--- Task input ---

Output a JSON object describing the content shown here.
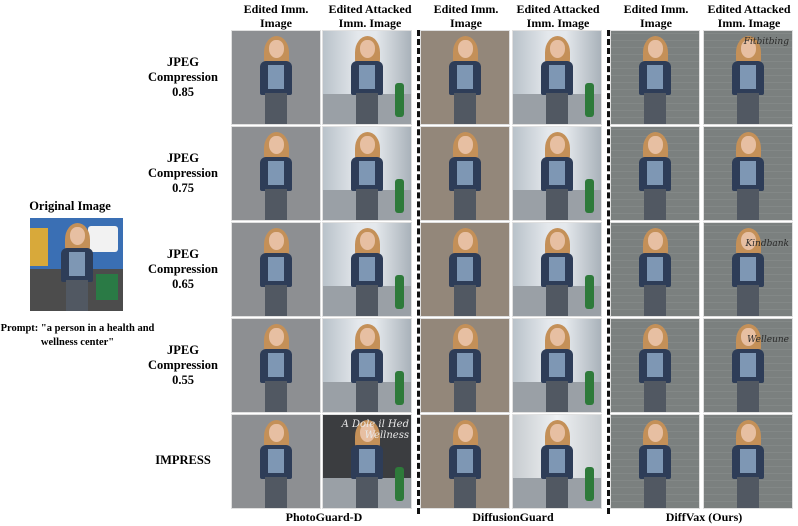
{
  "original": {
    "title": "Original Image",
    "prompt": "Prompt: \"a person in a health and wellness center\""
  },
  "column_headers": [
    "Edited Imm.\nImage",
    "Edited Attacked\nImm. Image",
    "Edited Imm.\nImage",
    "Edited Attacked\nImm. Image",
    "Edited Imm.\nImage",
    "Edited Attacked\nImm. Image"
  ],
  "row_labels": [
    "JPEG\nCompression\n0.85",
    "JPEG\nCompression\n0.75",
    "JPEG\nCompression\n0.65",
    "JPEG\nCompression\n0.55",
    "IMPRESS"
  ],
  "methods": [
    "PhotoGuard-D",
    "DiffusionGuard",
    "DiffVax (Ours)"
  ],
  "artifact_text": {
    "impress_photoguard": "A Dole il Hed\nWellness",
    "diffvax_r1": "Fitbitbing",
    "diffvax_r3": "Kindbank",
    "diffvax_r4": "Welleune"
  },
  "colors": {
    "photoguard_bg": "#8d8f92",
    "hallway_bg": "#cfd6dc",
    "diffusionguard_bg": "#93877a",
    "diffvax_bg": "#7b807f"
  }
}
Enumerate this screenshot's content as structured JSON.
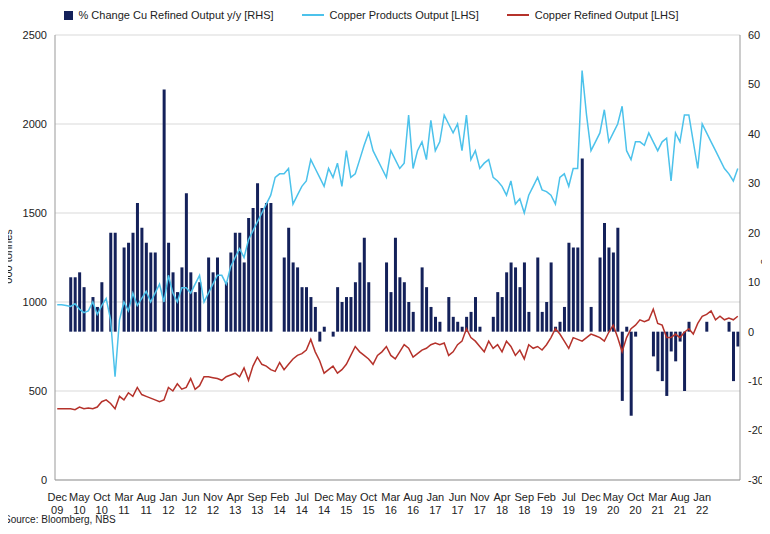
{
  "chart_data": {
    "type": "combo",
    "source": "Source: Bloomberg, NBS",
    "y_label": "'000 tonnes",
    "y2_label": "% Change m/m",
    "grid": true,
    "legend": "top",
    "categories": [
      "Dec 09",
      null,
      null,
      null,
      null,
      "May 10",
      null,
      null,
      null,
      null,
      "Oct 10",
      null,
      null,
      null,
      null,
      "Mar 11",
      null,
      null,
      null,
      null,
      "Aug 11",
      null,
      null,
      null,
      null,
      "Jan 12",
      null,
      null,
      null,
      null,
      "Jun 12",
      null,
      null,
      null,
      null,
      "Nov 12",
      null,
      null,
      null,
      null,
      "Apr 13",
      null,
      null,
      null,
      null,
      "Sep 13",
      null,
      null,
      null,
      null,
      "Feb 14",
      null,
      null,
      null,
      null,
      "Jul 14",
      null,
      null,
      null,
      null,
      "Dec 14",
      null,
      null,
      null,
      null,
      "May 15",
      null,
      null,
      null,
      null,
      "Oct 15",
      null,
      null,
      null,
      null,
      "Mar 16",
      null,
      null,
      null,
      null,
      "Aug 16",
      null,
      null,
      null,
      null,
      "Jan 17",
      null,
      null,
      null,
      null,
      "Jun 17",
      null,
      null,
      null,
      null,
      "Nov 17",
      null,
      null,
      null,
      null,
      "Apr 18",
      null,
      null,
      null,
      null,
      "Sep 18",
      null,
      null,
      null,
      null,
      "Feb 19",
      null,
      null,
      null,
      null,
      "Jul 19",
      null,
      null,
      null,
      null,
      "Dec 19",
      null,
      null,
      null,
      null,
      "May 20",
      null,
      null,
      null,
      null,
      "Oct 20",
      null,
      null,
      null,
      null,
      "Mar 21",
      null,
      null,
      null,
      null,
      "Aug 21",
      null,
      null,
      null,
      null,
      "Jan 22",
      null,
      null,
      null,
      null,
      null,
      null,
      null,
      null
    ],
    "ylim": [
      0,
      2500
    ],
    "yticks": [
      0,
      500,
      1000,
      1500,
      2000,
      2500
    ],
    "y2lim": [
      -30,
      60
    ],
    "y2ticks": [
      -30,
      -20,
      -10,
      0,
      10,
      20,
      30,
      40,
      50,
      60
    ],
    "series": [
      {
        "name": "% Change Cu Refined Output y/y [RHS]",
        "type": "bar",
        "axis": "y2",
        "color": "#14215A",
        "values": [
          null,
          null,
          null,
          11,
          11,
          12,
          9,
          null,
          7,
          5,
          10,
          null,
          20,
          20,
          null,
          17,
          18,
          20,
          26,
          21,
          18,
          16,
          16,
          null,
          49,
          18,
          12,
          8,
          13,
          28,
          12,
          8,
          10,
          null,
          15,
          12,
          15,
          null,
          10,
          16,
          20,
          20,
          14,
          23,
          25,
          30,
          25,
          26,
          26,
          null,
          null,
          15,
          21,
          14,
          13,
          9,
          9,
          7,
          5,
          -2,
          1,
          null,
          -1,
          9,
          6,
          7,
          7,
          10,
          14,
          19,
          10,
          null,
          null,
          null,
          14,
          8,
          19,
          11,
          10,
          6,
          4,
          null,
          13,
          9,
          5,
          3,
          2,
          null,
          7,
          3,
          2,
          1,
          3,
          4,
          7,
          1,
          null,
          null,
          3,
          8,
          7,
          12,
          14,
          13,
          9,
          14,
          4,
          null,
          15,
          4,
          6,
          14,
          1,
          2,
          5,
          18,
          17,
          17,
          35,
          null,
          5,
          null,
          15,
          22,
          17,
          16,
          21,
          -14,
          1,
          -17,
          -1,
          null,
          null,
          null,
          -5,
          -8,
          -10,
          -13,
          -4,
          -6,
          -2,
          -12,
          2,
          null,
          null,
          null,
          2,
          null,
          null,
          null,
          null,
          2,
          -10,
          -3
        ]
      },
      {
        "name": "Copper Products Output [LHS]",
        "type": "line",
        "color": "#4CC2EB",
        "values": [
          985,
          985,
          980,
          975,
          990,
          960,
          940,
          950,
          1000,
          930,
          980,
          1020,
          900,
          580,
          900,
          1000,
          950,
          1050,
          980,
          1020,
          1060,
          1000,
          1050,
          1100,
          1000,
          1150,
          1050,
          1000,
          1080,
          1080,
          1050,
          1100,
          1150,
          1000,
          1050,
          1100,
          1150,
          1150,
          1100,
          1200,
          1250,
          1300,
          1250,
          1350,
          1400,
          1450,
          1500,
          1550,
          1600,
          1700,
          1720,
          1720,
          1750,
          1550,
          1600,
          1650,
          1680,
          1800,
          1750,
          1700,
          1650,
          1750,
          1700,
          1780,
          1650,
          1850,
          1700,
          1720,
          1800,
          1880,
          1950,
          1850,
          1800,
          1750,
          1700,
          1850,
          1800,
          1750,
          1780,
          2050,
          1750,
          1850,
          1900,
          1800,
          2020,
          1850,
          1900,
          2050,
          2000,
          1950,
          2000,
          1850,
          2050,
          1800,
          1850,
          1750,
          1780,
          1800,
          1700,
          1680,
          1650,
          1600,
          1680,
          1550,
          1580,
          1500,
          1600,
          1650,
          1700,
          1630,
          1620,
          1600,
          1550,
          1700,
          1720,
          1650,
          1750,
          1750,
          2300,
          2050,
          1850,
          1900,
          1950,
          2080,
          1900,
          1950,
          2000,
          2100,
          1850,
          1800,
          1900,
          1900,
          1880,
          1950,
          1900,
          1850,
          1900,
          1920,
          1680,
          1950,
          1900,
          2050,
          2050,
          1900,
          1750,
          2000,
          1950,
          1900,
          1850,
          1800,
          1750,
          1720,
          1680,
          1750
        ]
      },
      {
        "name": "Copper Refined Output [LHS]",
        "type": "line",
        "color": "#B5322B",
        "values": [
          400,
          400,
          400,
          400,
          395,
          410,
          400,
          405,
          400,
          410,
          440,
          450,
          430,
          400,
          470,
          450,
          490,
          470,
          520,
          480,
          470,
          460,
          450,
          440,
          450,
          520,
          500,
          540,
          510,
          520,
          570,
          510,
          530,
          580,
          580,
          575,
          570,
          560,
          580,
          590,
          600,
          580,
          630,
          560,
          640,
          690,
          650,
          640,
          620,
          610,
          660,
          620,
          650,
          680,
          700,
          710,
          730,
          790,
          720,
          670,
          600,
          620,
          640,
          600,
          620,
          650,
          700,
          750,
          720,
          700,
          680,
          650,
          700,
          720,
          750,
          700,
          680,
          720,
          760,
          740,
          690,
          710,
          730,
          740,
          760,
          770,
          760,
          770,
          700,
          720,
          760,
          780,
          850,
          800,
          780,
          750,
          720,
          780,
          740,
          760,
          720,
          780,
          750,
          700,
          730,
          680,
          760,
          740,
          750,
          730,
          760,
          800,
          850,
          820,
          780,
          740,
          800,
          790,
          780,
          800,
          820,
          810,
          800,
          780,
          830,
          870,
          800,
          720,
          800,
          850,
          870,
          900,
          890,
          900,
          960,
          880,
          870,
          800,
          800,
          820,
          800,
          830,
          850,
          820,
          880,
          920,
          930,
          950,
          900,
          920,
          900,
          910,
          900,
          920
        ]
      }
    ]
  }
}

---
--- Task input ---

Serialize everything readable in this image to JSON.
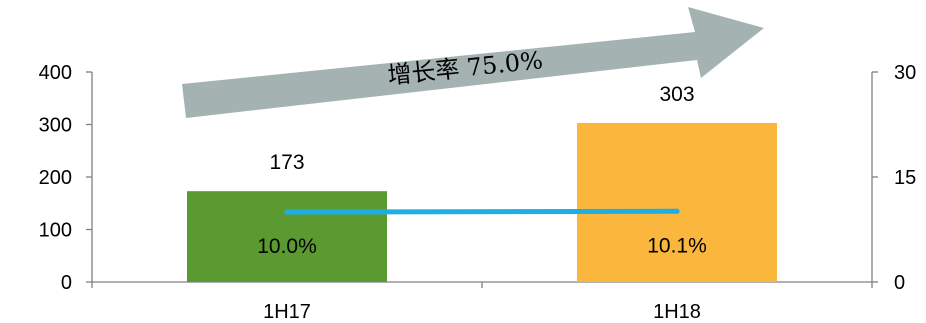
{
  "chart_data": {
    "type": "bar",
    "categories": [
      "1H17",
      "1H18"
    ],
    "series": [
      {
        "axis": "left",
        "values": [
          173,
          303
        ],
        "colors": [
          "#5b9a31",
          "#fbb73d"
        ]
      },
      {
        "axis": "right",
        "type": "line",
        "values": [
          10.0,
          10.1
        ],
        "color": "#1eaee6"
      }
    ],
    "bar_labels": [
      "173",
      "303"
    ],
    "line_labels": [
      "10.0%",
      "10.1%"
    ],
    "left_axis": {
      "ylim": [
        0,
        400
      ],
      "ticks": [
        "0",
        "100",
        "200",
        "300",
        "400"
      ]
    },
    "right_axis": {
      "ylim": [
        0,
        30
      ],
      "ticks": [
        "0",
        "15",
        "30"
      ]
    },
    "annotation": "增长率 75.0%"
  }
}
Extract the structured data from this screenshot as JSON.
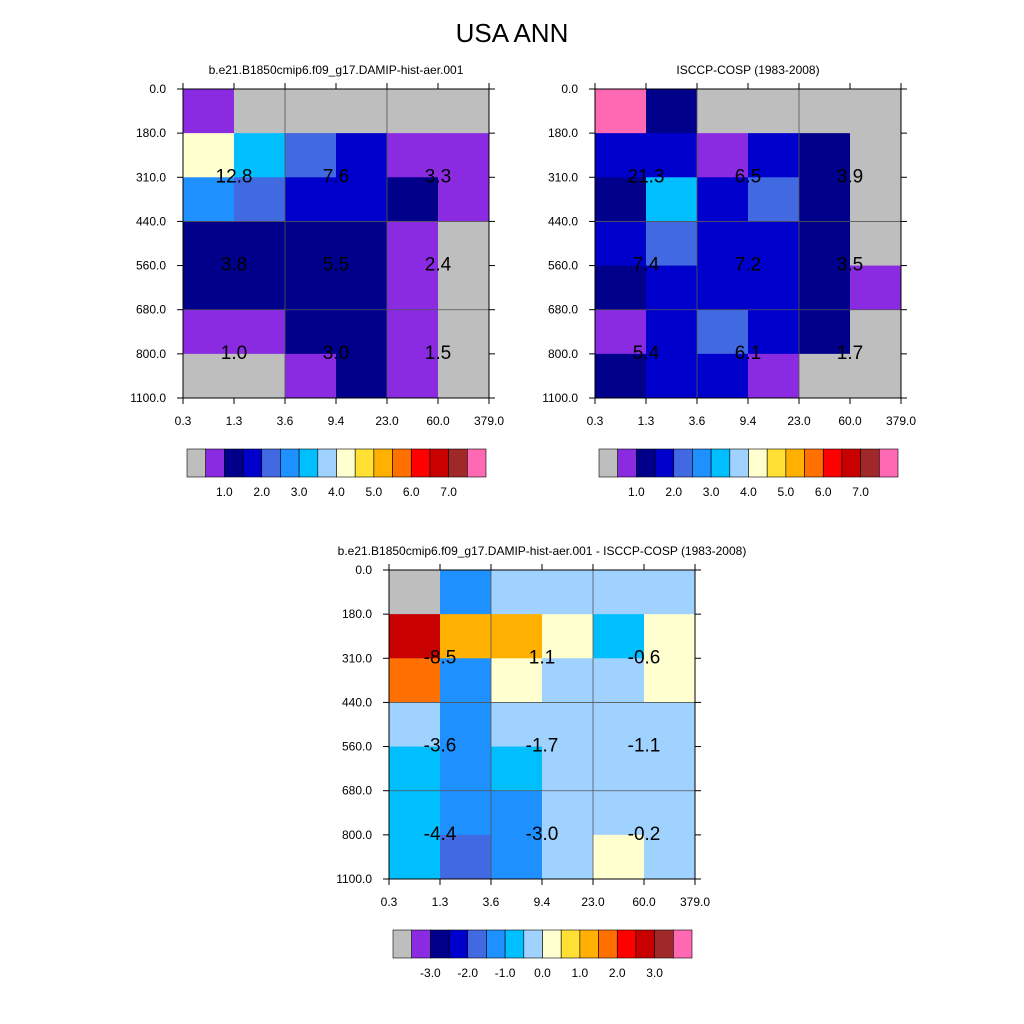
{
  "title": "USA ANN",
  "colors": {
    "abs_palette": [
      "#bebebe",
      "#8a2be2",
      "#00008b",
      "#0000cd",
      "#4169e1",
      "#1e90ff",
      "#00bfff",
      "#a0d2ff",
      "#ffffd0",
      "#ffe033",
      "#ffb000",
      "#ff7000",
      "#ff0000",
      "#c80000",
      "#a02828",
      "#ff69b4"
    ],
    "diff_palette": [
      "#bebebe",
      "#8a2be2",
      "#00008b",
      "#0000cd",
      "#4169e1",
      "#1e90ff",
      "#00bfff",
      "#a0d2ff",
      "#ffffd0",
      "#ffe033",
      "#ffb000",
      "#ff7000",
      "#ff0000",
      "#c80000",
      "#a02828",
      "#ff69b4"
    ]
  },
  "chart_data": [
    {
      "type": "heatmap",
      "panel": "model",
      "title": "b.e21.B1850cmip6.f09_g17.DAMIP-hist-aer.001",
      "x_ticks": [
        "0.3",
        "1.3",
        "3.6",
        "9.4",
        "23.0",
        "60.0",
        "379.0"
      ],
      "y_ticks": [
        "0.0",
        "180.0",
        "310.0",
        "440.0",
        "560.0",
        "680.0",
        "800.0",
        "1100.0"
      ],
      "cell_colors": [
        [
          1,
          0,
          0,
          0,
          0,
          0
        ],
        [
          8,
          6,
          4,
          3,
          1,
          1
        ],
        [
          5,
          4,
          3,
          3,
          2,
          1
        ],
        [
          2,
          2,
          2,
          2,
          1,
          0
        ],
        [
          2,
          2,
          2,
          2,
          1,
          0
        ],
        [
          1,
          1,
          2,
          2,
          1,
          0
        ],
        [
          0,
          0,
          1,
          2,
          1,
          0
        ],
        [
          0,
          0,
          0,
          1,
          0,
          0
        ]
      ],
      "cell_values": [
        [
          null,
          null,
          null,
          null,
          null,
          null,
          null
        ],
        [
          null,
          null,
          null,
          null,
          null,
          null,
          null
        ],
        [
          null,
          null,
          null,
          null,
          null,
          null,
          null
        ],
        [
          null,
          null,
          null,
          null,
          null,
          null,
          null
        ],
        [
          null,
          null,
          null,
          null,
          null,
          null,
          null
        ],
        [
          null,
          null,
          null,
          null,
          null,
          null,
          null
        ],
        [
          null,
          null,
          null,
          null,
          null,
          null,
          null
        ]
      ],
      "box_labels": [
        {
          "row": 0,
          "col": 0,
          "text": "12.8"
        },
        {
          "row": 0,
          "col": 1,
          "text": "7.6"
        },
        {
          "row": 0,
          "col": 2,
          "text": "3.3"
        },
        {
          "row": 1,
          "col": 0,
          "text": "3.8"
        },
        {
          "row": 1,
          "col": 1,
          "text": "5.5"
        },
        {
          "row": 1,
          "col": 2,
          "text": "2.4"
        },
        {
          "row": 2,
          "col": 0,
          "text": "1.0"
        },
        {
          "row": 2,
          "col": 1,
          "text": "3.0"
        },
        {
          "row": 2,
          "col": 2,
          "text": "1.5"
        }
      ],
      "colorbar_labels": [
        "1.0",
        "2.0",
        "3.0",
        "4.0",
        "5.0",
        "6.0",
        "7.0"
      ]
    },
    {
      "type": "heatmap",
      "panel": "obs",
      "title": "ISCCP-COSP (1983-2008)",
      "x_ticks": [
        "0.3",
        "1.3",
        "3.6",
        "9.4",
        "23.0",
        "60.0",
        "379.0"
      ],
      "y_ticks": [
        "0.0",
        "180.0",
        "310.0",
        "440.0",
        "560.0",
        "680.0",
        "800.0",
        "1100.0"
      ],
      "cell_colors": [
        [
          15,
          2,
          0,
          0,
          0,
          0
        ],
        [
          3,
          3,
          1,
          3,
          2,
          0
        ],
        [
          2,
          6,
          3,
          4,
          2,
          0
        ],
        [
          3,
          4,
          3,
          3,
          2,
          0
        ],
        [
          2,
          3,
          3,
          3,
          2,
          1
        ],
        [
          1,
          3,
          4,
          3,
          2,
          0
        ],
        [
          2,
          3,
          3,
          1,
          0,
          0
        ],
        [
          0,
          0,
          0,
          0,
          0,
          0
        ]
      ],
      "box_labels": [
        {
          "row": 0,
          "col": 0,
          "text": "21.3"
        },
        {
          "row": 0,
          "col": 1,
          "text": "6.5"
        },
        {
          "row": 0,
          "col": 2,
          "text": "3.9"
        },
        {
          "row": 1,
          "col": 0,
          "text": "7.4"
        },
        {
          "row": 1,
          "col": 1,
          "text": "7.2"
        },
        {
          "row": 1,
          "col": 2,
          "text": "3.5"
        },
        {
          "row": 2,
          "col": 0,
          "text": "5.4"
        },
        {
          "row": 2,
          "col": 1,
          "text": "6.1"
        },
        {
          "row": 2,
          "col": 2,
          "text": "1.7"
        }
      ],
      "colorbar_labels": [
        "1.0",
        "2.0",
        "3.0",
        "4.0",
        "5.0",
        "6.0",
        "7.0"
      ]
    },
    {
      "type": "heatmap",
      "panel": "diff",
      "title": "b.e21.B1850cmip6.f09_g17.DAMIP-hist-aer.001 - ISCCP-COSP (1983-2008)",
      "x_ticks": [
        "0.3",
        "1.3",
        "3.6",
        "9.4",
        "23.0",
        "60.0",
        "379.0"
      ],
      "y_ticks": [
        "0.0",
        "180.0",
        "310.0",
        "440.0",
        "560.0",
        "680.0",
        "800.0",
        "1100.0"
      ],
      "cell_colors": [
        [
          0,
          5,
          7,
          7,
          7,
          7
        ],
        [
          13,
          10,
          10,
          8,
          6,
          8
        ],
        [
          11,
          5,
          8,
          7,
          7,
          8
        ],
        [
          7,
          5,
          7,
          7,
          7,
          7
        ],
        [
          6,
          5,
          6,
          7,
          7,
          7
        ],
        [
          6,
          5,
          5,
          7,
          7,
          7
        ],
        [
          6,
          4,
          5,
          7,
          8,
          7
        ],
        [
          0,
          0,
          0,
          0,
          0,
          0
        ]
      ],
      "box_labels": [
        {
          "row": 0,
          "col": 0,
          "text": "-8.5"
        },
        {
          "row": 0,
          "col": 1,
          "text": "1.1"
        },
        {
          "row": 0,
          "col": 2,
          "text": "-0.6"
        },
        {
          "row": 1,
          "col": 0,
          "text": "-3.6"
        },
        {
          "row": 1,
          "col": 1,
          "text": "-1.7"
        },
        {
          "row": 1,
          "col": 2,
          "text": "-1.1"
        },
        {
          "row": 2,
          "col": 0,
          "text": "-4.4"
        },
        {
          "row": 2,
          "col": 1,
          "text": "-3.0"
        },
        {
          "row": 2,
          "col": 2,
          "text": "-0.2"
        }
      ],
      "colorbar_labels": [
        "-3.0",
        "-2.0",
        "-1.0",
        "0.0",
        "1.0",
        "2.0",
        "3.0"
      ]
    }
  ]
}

---

Task brief:
Report only how many lines in the listing contain the string "hist".

Solution to the problem:
2